** Start of ENTRIES **
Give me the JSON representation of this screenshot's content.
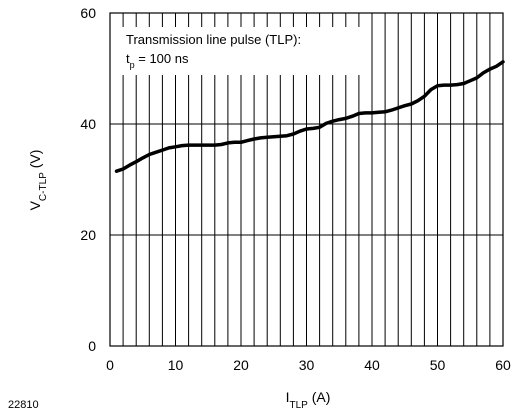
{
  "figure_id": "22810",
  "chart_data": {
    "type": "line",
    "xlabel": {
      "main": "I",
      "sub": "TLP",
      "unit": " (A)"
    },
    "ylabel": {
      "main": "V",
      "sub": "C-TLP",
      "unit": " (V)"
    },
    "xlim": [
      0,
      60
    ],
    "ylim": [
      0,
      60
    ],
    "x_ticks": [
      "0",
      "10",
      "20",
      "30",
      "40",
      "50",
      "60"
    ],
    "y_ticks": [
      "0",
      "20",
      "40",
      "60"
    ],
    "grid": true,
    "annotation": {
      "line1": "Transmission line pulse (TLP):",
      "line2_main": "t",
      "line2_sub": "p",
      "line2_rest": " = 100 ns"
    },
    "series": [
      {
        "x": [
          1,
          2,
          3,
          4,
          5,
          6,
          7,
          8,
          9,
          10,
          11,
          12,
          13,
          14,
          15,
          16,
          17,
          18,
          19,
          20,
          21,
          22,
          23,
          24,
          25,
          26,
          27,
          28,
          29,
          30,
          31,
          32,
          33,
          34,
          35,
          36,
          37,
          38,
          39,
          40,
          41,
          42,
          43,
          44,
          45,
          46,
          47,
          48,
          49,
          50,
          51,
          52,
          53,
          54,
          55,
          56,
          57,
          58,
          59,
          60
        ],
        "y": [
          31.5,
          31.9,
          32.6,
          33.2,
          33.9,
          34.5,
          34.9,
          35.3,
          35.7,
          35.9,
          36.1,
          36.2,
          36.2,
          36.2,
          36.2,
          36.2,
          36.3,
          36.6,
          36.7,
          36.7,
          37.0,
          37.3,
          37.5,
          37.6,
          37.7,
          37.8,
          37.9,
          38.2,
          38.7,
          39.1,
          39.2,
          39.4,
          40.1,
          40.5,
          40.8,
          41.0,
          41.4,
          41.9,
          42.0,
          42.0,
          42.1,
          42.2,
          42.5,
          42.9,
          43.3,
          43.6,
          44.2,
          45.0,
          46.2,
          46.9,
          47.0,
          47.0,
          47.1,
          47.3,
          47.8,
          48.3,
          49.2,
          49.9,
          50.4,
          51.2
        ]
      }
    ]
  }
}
** End of ENTRIES **
▶ TASK DETAILS
An exact transcription of all the entries is required, without the pictures.

▶ ANSWER FOR THE TASK
Give me the JSON representation of this screenshot's content.
{
  "figure_id": "22810",
  "chart_data": {
    "type": "line",
    "xlabel": {
      "main": "I",
      "sub": "TLP",
      "unit": " (A)"
    },
    "ylabel": {
      "main": "V",
      "sub": "C-TLP",
      "unit": " (V)"
    },
    "xlim": [
      0,
      60
    ],
    "ylim": [
      0,
      60
    ],
    "x_ticks": [
      "0",
      "10",
      "20",
      "30",
      "40",
      "50",
      "60"
    ],
    "y_ticks": [
      "0",
      "20",
      "40",
      "60"
    ],
    "grid": true,
    "annotation": {
      "line1": "Transmission line pulse (TLP):",
      "line2_main": "t",
      "line2_sub": "p",
      "line2_rest": " = 100 ns"
    },
    "series": [
      {
        "x": [
          1,
          2,
          3,
          4,
          5,
          6,
          7,
          8,
          9,
          10,
          11,
          12,
          13,
          14,
          15,
          16,
          17,
          18,
          19,
          20,
          21,
          22,
          23,
          24,
          25,
          26,
          27,
          28,
          29,
          30,
          31,
          32,
          33,
          34,
          35,
          36,
          37,
          38,
          39,
          40,
          41,
          42,
          43,
          44,
          45,
          46,
          47,
          48,
          49,
          50,
          51,
          52,
          53,
          54,
          55,
          56,
          57,
          58,
          59,
          60
        ],
        "y": [
          31.5,
          31.9,
          32.6,
          33.2,
          33.9,
          34.5,
          34.9,
          35.3,
          35.7,
          35.9,
          36.1,
          36.2,
          36.2,
          36.2,
          36.2,
          36.2,
          36.3,
          36.6,
          36.7,
          36.7,
          37.0,
          37.3,
          37.5,
          37.6,
          37.7,
          37.8,
          37.9,
          38.2,
          38.7,
          39.1,
          39.2,
          39.4,
          40.1,
          40.5,
          40.8,
          41.0,
          41.4,
          41.9,
          42.0,
          42.0,
          42.1,
          42.2,
          42.5,
          42.9,
          43.3,
          43.6,
          44.2,
          45.0,
          46.2,
          46.9,
          47.0,
          47.0,
          47.1,
          47.3,
          47.8,
          48.3,
          49.2,
          49.9,
          50.4,
          51.2
        ]
      }
    ]
  }
}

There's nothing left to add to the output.